Directions
How many of the lines here include "comparison"? Answer with a single number.

Input material
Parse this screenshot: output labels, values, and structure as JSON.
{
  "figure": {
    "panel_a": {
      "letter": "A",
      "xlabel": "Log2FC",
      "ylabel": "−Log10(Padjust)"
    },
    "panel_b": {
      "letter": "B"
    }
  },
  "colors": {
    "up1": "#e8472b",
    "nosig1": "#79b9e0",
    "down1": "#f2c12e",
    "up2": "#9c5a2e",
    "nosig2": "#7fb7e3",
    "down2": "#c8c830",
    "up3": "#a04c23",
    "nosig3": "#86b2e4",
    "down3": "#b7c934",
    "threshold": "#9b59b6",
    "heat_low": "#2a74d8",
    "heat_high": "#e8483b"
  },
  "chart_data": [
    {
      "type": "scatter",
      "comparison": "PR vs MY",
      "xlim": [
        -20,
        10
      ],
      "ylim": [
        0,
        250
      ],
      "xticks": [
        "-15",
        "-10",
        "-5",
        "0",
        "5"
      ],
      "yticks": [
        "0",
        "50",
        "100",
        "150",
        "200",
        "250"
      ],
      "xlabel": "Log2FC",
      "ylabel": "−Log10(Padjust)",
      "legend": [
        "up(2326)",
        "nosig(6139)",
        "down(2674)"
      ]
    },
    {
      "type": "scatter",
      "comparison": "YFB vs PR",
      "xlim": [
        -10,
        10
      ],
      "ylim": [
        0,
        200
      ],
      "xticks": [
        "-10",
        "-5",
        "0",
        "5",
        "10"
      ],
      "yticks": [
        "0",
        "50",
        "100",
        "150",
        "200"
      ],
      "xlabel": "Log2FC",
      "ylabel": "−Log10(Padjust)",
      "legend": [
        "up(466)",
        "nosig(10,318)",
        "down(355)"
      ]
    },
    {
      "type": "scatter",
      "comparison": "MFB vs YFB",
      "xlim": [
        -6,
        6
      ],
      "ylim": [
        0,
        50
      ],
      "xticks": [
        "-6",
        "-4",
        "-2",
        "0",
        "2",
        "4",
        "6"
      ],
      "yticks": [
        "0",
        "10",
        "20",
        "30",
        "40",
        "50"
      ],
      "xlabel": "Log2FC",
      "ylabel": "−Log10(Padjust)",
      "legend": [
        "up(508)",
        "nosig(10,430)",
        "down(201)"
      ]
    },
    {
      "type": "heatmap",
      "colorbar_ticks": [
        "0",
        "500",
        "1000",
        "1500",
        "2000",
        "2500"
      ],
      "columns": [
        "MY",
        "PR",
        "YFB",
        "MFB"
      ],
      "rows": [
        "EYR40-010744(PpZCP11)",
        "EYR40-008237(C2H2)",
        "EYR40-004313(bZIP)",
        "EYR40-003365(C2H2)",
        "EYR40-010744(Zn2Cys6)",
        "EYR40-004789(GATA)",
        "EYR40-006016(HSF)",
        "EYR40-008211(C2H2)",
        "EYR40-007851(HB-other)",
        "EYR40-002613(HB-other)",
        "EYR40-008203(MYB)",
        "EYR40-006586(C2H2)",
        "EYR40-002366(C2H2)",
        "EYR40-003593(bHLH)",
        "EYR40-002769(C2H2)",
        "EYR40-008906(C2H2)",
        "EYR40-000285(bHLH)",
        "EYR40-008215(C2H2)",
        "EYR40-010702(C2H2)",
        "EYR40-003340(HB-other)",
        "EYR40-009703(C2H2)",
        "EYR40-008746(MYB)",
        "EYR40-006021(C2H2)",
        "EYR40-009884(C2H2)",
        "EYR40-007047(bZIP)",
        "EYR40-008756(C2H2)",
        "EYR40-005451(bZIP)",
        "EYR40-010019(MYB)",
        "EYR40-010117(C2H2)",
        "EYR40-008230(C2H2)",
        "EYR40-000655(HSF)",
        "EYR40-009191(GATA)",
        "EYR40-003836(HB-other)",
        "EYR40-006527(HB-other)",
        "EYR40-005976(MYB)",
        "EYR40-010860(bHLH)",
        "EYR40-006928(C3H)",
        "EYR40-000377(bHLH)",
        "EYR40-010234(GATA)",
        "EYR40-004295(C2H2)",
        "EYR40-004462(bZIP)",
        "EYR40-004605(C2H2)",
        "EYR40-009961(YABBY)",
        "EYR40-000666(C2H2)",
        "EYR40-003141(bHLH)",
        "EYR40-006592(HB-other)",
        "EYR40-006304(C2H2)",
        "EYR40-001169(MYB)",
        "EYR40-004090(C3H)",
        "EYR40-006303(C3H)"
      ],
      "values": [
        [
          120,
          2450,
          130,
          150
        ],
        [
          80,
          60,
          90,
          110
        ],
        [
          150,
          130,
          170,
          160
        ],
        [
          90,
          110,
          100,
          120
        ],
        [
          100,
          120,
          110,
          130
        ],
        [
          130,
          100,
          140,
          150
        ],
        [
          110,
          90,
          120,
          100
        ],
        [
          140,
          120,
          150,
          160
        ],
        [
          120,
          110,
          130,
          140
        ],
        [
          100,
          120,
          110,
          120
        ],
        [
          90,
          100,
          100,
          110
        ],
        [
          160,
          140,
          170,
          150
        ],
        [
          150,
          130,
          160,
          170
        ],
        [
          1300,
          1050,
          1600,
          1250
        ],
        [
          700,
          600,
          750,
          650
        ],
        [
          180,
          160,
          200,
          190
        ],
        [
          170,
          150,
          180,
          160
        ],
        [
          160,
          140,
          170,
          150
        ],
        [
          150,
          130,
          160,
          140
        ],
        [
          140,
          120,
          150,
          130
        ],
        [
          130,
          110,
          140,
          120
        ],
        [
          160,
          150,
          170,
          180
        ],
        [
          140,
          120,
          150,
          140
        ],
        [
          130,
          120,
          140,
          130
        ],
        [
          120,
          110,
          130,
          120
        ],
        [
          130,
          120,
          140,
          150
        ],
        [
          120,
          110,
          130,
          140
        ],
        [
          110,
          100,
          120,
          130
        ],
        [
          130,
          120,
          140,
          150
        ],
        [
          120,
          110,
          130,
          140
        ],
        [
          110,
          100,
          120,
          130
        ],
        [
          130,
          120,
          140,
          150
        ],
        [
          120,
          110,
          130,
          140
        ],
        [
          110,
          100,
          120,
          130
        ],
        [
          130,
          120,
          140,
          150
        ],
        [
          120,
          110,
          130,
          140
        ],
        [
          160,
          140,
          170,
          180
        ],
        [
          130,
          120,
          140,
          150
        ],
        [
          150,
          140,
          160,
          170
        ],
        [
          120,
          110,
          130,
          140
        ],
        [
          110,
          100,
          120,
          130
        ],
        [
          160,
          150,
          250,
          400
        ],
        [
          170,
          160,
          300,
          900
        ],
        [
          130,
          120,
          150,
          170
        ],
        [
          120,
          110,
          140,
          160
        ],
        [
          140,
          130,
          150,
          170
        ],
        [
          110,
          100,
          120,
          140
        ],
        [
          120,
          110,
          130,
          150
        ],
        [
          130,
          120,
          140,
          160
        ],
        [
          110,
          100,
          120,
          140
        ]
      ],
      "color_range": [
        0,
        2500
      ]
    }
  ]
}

Output for this exercise
3